WORK ORDER — Report the tally of lines featuring the word "Polyclonal" in the entries below, without anything else.

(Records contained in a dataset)
◇ ◇ ◇ ◇ ◇ ◇ ◇
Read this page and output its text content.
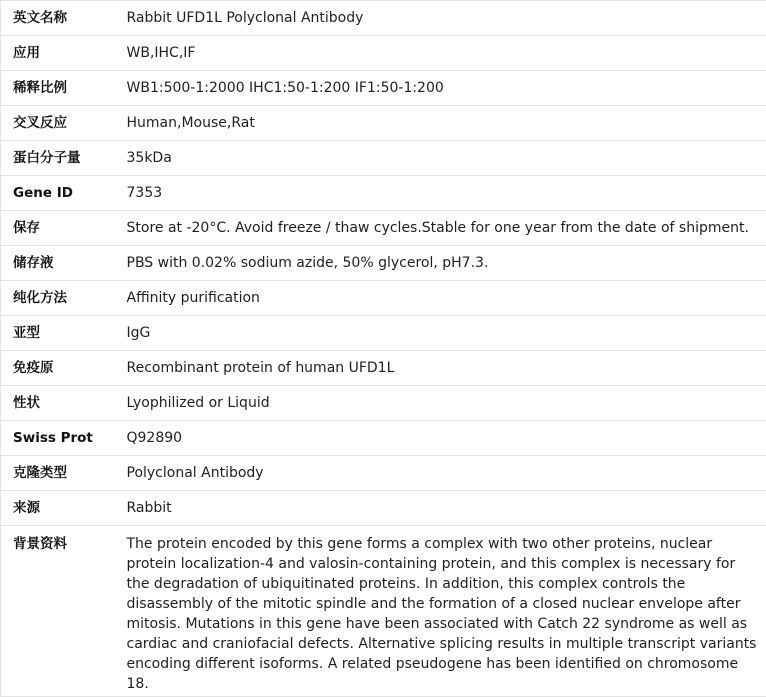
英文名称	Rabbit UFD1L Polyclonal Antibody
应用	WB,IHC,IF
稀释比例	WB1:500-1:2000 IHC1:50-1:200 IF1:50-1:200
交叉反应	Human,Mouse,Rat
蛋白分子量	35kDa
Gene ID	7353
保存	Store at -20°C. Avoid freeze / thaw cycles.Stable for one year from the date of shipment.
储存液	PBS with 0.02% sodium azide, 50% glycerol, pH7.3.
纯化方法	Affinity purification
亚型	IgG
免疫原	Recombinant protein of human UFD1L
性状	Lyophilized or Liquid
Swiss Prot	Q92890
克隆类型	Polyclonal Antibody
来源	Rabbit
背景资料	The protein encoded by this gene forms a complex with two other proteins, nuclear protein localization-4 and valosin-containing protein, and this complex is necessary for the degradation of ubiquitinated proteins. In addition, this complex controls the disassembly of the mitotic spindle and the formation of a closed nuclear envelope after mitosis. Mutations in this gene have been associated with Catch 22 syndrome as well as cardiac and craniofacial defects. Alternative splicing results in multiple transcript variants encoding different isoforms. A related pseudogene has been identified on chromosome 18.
◇ ◇ ◇ ◇ ◇ ◇ ◇
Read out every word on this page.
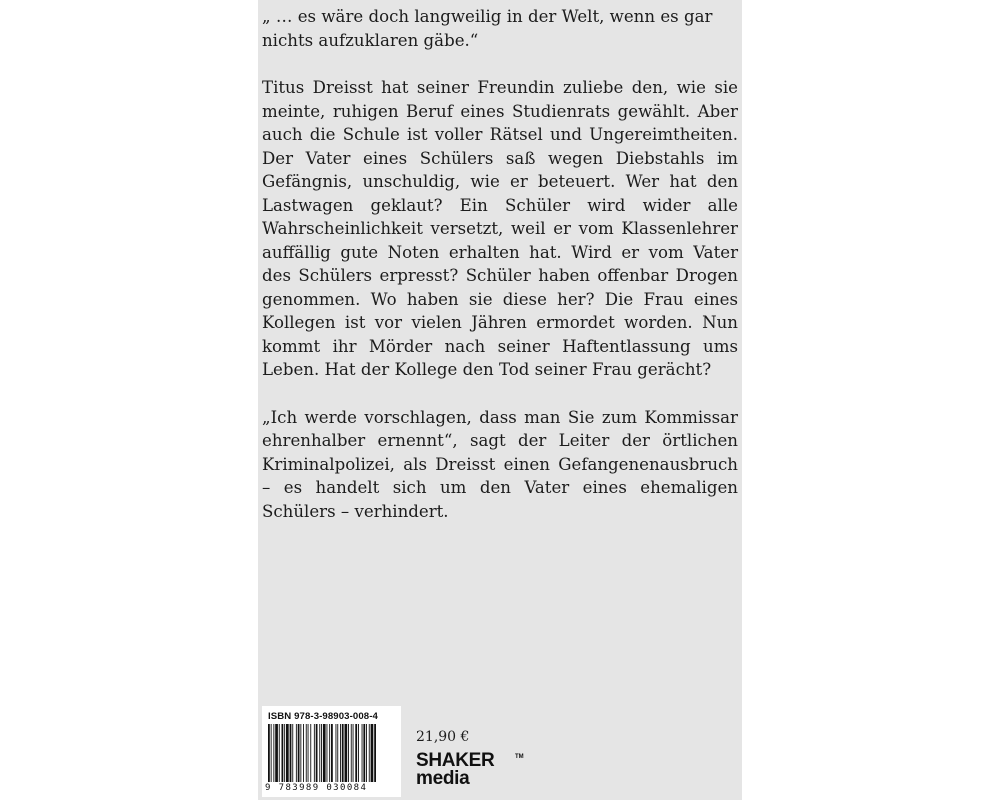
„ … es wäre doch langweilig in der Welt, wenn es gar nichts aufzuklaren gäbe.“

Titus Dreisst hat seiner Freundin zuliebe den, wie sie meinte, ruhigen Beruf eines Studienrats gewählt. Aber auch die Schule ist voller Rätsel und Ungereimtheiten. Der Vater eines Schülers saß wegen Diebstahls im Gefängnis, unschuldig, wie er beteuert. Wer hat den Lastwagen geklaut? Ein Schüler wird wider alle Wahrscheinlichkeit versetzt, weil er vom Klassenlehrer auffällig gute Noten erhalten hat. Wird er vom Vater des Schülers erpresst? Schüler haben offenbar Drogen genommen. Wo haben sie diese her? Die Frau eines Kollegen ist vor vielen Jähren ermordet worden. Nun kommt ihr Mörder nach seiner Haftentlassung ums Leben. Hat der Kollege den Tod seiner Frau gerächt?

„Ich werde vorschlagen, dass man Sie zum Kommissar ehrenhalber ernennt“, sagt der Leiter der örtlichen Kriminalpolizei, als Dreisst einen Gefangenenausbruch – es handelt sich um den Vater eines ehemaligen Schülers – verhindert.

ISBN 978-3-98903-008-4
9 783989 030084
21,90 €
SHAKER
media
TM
◇ ◇ ◇ ◇ ◇ ◇ ◇
SOLUTION FOR THIS PROBLEM — 2